▸ PROBLEM DETAILS
Each record below must be returned exactly as shown.

Recorded data

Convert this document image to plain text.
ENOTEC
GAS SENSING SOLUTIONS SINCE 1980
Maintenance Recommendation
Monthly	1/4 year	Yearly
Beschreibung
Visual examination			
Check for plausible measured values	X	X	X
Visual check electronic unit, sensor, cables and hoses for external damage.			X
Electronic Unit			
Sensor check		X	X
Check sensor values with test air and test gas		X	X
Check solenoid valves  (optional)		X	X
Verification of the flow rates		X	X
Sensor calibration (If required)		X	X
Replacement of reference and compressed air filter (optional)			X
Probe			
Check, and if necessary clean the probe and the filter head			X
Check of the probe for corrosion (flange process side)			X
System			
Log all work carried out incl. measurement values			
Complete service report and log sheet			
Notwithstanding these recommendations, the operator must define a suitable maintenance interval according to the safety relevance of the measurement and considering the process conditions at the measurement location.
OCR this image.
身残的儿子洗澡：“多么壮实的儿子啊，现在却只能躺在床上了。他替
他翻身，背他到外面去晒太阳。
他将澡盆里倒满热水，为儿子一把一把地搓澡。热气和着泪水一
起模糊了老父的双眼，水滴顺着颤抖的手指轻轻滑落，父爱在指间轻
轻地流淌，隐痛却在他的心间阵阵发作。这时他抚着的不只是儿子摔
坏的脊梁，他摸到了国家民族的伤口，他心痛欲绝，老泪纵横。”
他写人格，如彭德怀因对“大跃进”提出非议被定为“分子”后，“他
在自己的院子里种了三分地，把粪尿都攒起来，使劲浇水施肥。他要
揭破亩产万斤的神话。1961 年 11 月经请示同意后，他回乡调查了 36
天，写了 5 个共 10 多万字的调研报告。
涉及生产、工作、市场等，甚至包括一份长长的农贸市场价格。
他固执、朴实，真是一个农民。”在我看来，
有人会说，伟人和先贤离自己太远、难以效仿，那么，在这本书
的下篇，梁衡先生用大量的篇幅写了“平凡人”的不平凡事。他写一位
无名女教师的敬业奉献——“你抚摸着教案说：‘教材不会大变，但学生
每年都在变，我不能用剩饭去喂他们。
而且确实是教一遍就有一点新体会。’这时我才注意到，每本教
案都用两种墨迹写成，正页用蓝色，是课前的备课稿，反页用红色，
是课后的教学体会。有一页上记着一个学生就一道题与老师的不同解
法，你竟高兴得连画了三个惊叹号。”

▸ THE REPLY
Convert this document image to plain text.
ENOTEC
GAS SENSING SOLUTIONS SINCE 1980
Maintenance Recommendation
Monthly	1/4 year	Yearly
Beschreibung
Visual examination			
Check for plausible measured values	X	X	X
Visual check electronic unit, sensor, cables and hoses for external damage.			X
Electronic Unit			
Sensor check		X	X
Check sensor values with test air and test gas		X	X
Check solenoid valves  (optional)		X	X
Verification of the flow rates		X	X
Sensor calibration (If required)		X	X
Replacement of reference and compressed air filter (optional)			X
Probe			
Check, and if necessary clean the probe and the filter head			X
Check of the probe for corrosion (flange process side)			X
System			
Log all work carried out incl. measurement values			
Complete service report and log sheet			
Notwithstanding these recommendations, the operator must define a suitable maintenance interval according to the safety relevance of the measurement and considering the process conditions at the measurement location.
OCR this image.
身残的儿子洗澡：“多么壮实的儿子啊，现在却只能躺在床上了。他替
他翻身，背他到外面去晒太阳。
他将澡盆里倒满热水，为儿子一把一把地搓澡。热气和着泪水一
起模糊了老父的双眼，水滴顺着颤抖的手指轻轻滑落，父爱在指间轻
轻地流淌，隐痛却在他的心间阵阵发作。这时他抚着的不只是儿子摔
坏的脊梁，他摸到了国家民族的伤口，他心痛欲绝，老泪纵横。”
他写人格，如彭德怀因对“大跃进”提出非议被定为“分子”后，“他
在自己的院子里种了三分地，把粪尿都攒起来，使劲浇水施肥。他要
揭破亩产万斤的神话。1961 年 11 月经请示同意后，他回乡调查了 36
天，写了 5 个共 10 多万字的调研报告。
涉及生产、工作、市场等，甚至包括一份长长的农贸市场价格。
他固执、朴实，真是一个农民。”在我看来，
有人会说，伟人和先贤离自己太远、难以效仿，那么，在这本书
的下篇，梁衡先生用大量的篇幅写了“平凡人”的不平凡事。他写一位
无名女教师的敬业奉献——“你抚摸着教案说：‘教材不会大变，但学生
每年都在变，我不能用剩饭去喂他们。
而且确实是教一遍就有一点新体会。’这时我才注意到，每本教
案都用两种墨迹写成，正页用蓝色，是课前的备课稿，反页用红色，
是课后的教学体会。有一页上记着一个学生就一道题与老师的不同解
法，你竟高兴得连画了三个惊叹号。”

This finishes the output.